Supplied records:
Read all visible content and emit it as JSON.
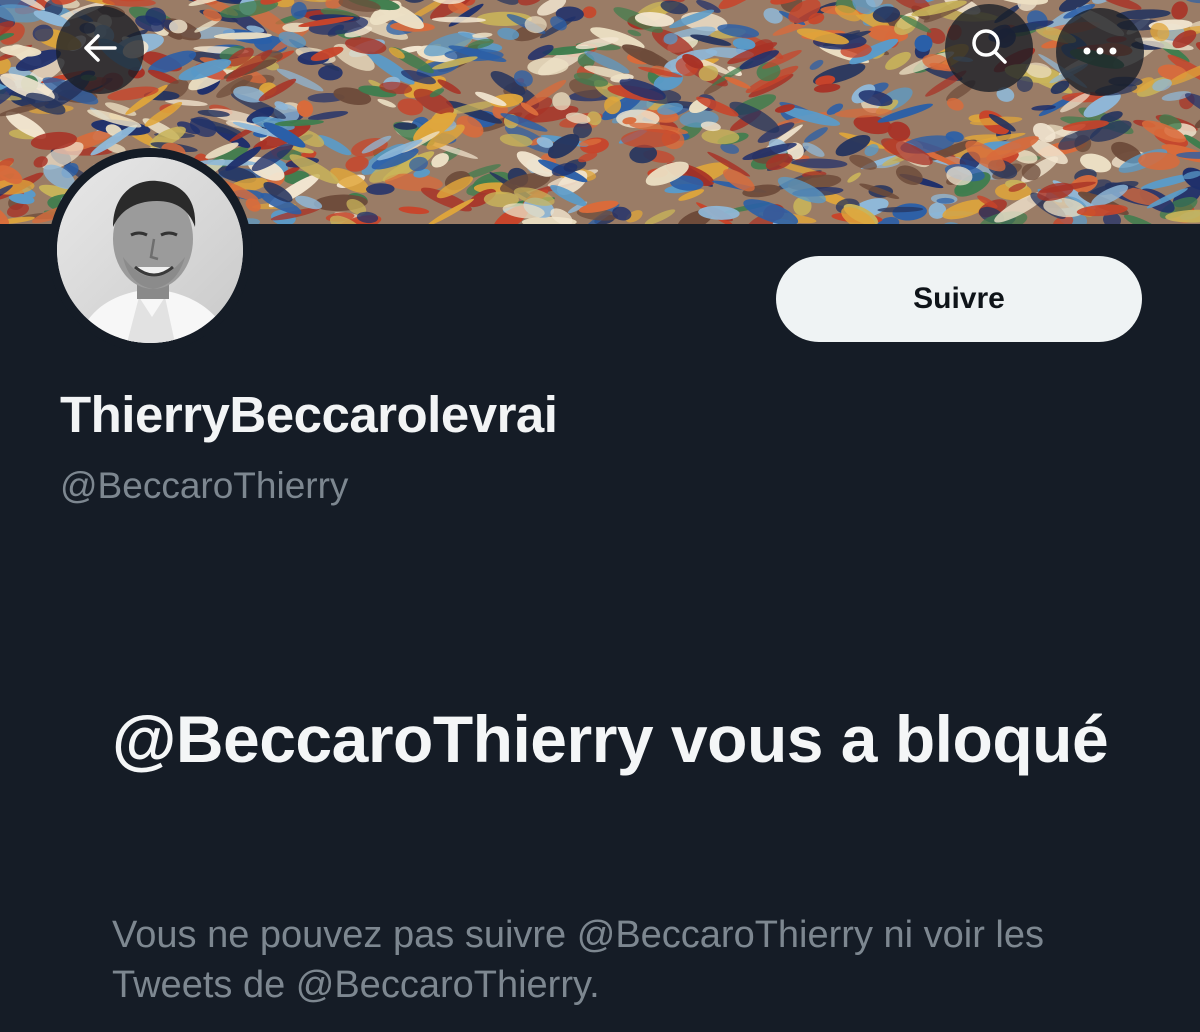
{
  "header": {
    "back_icon": "arrow-left-icon",
    "search_icon": "search-icon",
    "more_icon": "more-horizontal-icon"
  },
  "profile": {
    "display_name": "ThierryBeccarolevrai",
    "handle": "@BeccaroThierry",
    "follow_label": "Suivre"
  },
  "blocked_notice": {
    "title": "@BeccaroThierry vous a bloqué",
    "description": "Vous ne pouvez pas suivre @BeccaroThierry ni voir les Tweets de @BeccaroThierry."
  },
  "colors": {
    "background": "#151c26",
    "text_primary": "#f4f6f7",
    "text_secondary": "#7d8790",
    "button_bg": "#eff3f4"
  }
}
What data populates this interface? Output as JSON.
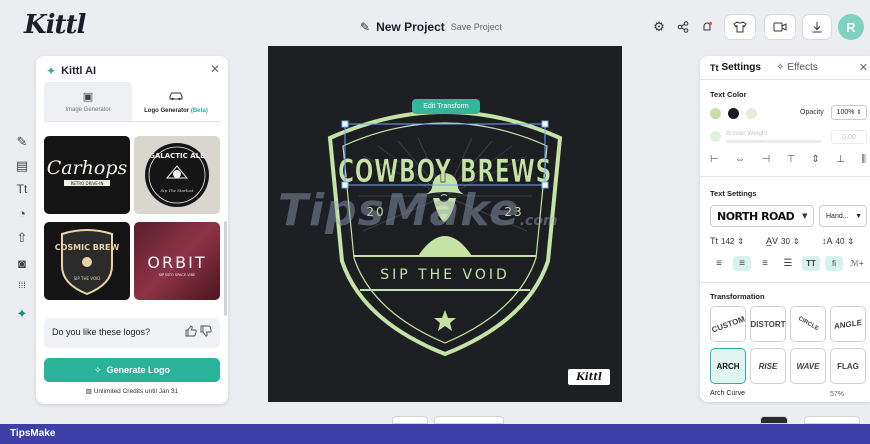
{
  "app": {
    "logo": "Kittl"
  },
  "header": {
    "project_name": "New Project",
    "save_label": "Save Project",
    "avatar_initial": "R",
    "icons": [
      "gear-icon",
      "share-icon",
      "notifications-icon",
      "shirt-icon",
      "present-icon",
      "download-icon"
    ]
  },
  "ai_panel": {
    "title": "Kittl AI",
    "tabs": [
      {
        "label": "Image Generator",
        "icon": "image-icon"
      },
      {
        "label": "Logo Generator",
        "badge": "(Beta)",
        "icon": "car-icon"
      }
    ],
    "gallery": [
      {
        "title": "Carhops",
        "subtitle": "RETRO DRIVE-IN"
      },
      {
        "title": "GALACTIC ALE",
        "subtitle": "Sip The Starlust"
      },
      {
        "title": "COSMIC BREW",
        "subtitle": "SIP THE VOID"
      },
      {
        "title": "ORBIT",
        "subtitle": "SIP INTO SPACE VIBE"
      }
    ],
    "feedback_question": "Do you like these logos?",
    "generate_label": "Generate Logo",
    "credits_text": "Unlimited Credits until Jan 31"
  },
  "canvas": {
    "edit_label": "Edit Transform",
    "design": {
      "headline": "COWBOY BREWS",
      "year_left": "20",
      "year_right": "23",
      "tagline": "SIP THE VOID"
    },
    "watermark": "TipsMake",
    "watermark_suffix": ".com",
    "brand_mark": "Kittl"
  },
  "right_panel": {
    "tabs": [
      {
        "label": "Settings",
        "icon": "text-icon"
      },
      {
        "label": "Effects",
        "icon": "sparkle-icon"
      }
    ],
    "text_color": {
      "heading": "Text Color",
      "swatches": [
        "#c3e1a3",
        "#1b1c22",
        "#e8ecd9"
      ],
      "opacity_label": "Opacity",
      "opacity_value": "100%",
      "border_label": "Border Weight",
      "border_value": "0.00"
    },
    "text_settings": {
      "heading": "Text Settings",
      "font": "NORTH ROAD",
      "style": "Hand...",
      "size": "142",
      "letter_spacing": "30",
      "line_height": "40"
    },
    "transformation": {
      "heading": "Transformation",
      "options": [
        "CUSTOM",
        "DISTORT",
        "CIRCLE",
        "ANGLE",
        "ARCH",
        "RISE",
        "WAVE",
        "FLAG"
      ],
      "selected": "ARCH",
      "arch_label": "Arch Curve",
      "arch_value": "57%"
    }
  },
  "footer": {
    "text": "TipsMake"
  }
}
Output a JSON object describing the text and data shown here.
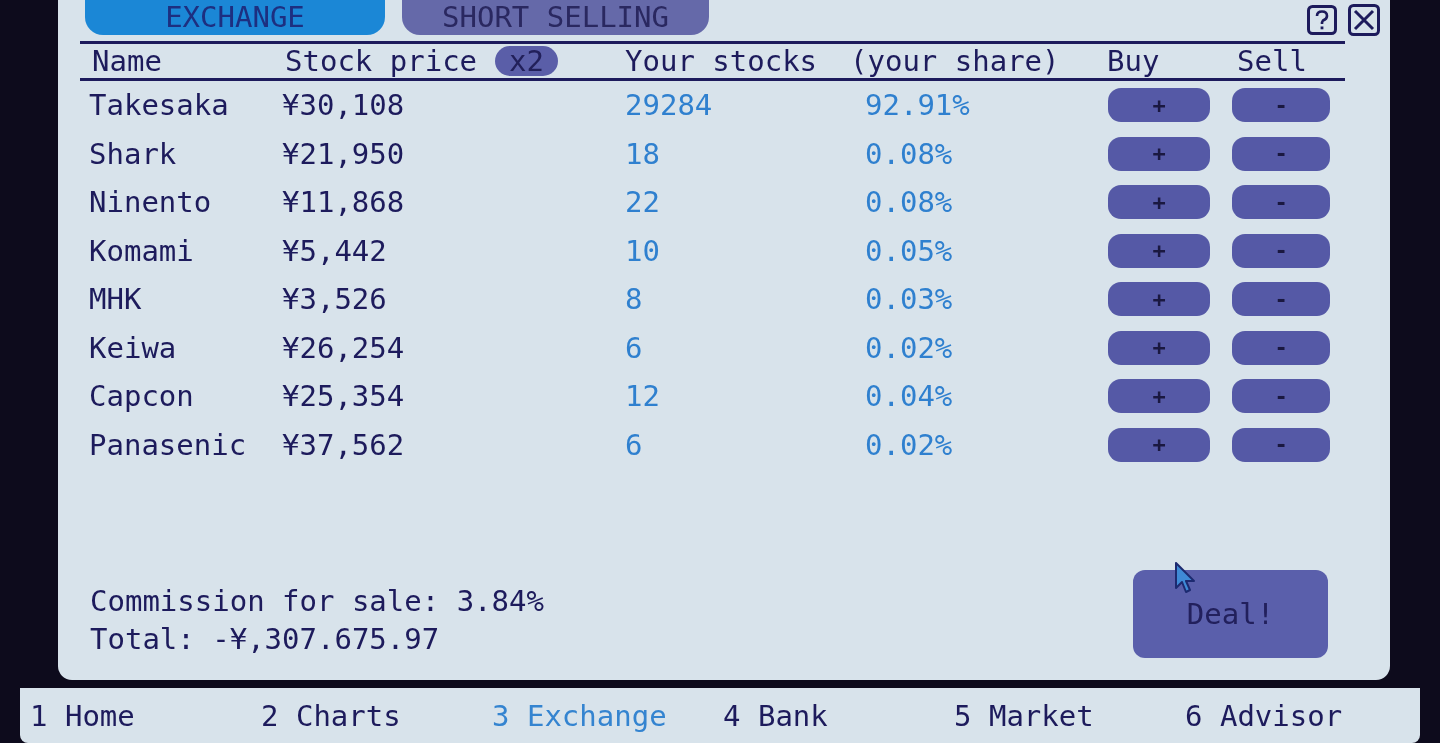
{
  "tabs": [
    {
      "label": "EXCHANGE",
      "selected": true
    },
    {
      "label": "SHORT SELLING",
      "selected": false
    }
  ],
  "table": {
    "columns": [
      {
        "label": "Name"
      },
      {
        "label": "Stock price",
        "badge": "x2"
      },
      {
        "label": "Your stocks"
      },
      {
        "label": "(your share)"
      },
      {
        "label": "Buy"
      },
      {
        "label": "Sell"
      }
    ],
    "rows": [
      {
        "name": "Takesaka",
        "price": "¥30,108",
        "stocks": "29284",
        "share": "92.91%",
        "buy": "+",
        "sell": "-"
      },
      {
        "name": "Shark",
        "price": "¥21,950",
        "stocks": "18",
        "share": "0.08%",
        "buy": "+",
        "sell": "-"
      },
      {
        "name": "Ninento",
        "price": "¥11,868",
        "stocks": "22",
        "share": "0.08%",
        "buy": "+",
        "sell": "-"
      },
      {
        "name": "Komami",
        "price": "¥5,442",
        "stocks": "10",
        "share": "0.05%",
        "buy": "+",
        "sell": "-"
      },
      {
        "name": "MHK",
        "price": "¥3,526",
        "stocks": "8",
        "share": "0.03%",
        "buy": "+",
        "sell": "-"
      },
      {
        "name": "Keiwa",
        "price": "¥26,254",
        "stocks": "6",
        "share": "0.02%",
        "buy": "+",
        "sell": "-"
      },
      {
        "name": "Capcon",
        "price": "¥25,354",
        "stocks": "12",
        "share": "0.04%",
        "buy": "+",
        "sell": "-"
      },
      {
        "name": "Panasenic",
        "price": "¥37,562",
        "stocks": "6",
        "share": "0.02%",
        "buy": "+",
        "sell": "-"
      }
    ]
  },
  "summary": {
    "commission": "Commission for sale: 3.84%",
    "total": "Total: -¥,307.675.97"
  },
  "deal_button": "Deal!",
  "nav": [
    {
      "label": "1 Home",
      "selected": false
    },
    {
      "label": "2 Charts",
      "selected": false
    },
    {
      "label": "3 Exchange",
      "selected": true
    },
    {
      "label": "4 Bank",
      "selected": false
    },
    {
      "label": "5 Market",
      "selected": false
    },
    {
      "label": "6 Advisor",
      "selected": false
    }
  ]
}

Given exercise:
Print the records word for word and exclude any picture they hold.

Expected answer:
Read all visible content and emit it as JSON.
{
  "header": {
    "back_icon": "arrow-left-icon",
    "search_icon": "search-icon",
    "more_icon": "more-horizontal-icon"
  },
  "profile": {
    "display_name": "ThierryBeccarolevrai",
    "handle": "@BeccaroThierry",
    "follow_label": "Suivre"
  },
  "blocked_notice": {
    "title": "@BeccaroThierry vous a bloqué",
    "description": "Vous ne pouvez pas suivre @BeccaroThierry ni voir les Tweets de @BeccaroThierry."
  },
  "colors": {
    "background": "#151c26",
    "text_primary": "#f4f6f7",
    "text_secondary": "#7d8790",
    "button_bg": "#eff3f4"
  }
}
What data populates this interface? Output as JSON.
{
  "app": {
    "logo": "Kittl"
  },
  "header": {
    "project_name": "New Project",
    "save_label": "Save Project",
    "avatar_initial": "R",
    "icons": [
      "gear-icon",
      "share-icon",
      "notifications-icon",
      "shirt-icon",
      "present-icon",
      "download-icon"
    ]
  },
  "ai_panel": {
    "title": "Kittl AI",
    "tabs": [
      {
        "label": "Image Generator",
        "icon": "image-icon"
      },
      {
        "label": "Logo Generator",
        "badge": "(Beta)",
        "icon": "car-icon"
      }
    ],
    "gallery": [
      {
        "title": "Carhops",
        "subtitle": "RETRO DRIVE-IN"
      },
      {
        "title": "GALACTIC ALE",
        "subtitle": "Sip The Starlust"
      },
      {
        "title": "COSMIC BREW",
        "subtitle": "SIP THE VOID"
      },
      {
        "title": "ORBIT",
        "subtitle": "SIP INTO SPACE VIBE"
      }
    ],
    "feedback_question": "Do you like these logos?",
    "generate_label": "Generate Logo",
    "credits_text": "Unlimited Credits until Jan 31"
  },
  "canvas": {
    "edit_label": "Edit Transform",
    "design": {
      "headline": "COWBOY BREWS",
      "year_left": "20",
      "year_right": "23",
      "tagline": "SIP THE VOID"
    },
    "watermark": "TipsMake",
    "watermark_suffix": ".com",
    "brand_mark": "Kittl"
  },
  "right_panel": {
    "tabs": [
      {
        "label": "Settings",
        "icon": "text-icon"
      },
      {
        "label": "Effects",
        "icon": "sparkle-icon"
      }
    ],
    "text_color": {
      "heading": "Text Color",
      "swatches": [
        "#c3e1a3",
        "#1b1c22",
        "#e8ecd9"
      ],
      "opacity_label": "Opacity",
      "opacity_value": "100%",
      "border_label": "Border Weight",
      "border_value": "0.00"
    },
    "text_settings": {
      "heading": "Text Settings",
      "font": "NORTH ROAD",
      "style": "Hand...",
      "size": "142",
      "letter_spacing": "30",
      "line_height": "40"
    },
    "transformation": {
      "heading": "Transformation",
      "options": [
        "CUSTOM",
        "DISTORT",
        "CIRCLE",
        "ANGLE",
        "ARCH",
        "RISE",
        "WAVE",
        "FLAG"
      ],
      "selected": "ARCH",
      "arch_label": "Arch Curve",
      "arch_value": "57%"
    }
  },
  "footer": {
    "text": "TipsMake"
  }
}
Output a JSON object describing the text and data shown here.
{
  "tabs": [
    {
      "label": "EXCHANGE",
      "selected": true
    },
    {
      "label": "SHORT SELLING",
      "selected": false
    }
  ],
  "table": {
    "columns": [
      {
        "label": "Name"
      },
      {
        "label": "Stock price",
        "badge": "x2"
      },
      {
        "label": "Your stocks"
      },
      {
        "label": "(your share)"
      },
      {
        "label": "Buy"
      },
      {
        "label": "Sell"
      }
    ],
    "rows": [
      {
        "name": "Takesaka",
        "price": "¥30,108",
        "stocks": "29284",
        "share": "92.91%",
        "buy": "+",
        "sell": "-"
      },
      {
        "name": "Shark",
        "price": "¥21,950",
        "stocks": "18",
        "share": "0.08%",
        "buy": "+",
        "sell": "-"
      },
      {
        "name": "Ninento",
        "price": "¥11,868",
        "stocks": "22",
        "share": "0.08%",
        "buy": "+",
        "sell": "-"
      },
      {
        "name": "Komami",
        "price": "¥5,442",
        "stocks": "10",
        "share": "0.05%",
        "buy": "+",
        "sell": "-"
      },
      {
        "name": "MHK",
        "price": "¥3,526",
        "stocks": "8",
        "share": "0.03%",
        "buy": "+",
        "sell": "-"
      },
      {
        "name": "Keiwa",
        "price": "¥26,254",
        "stocks": "6",
        "share": "0.02%",
        "buy": "+",
        "sell": "-"
      },
      {
        "name": "Capcon",
        "price": "¥25,354",
        "stocks": "12",
        "share": "0.04%",
        "buy": "+",
        "sell": "-"
      },
      {
        "name": "Panasenic",
        "price": "¥37,562",
        "stocks": "6",
        "share": "0.02%",
        "buy": "+",
        "sell": "-"
      }
    ]
  },
  "summary": {
    "commission": "Commission for sale: 3.84%",
    "total": "Total: -¥,307.675.97"
  },
  "deal_button": "Deal!",
  "nav": [
    {
      "label": "1 Home",
      "selected": false
    },
    {
      "label": "2 Charts",
      "selected": false
    },
    {
      "label": "3 Exchange",
      "selected": true
    },
    {
      "label": "4 Bank",
      "selected": false
    },
    {
      "label": "5 Market",
      "selected": false
    },
    {
      "label": "6 Advisor",
      "selected": false
    }
  ]
}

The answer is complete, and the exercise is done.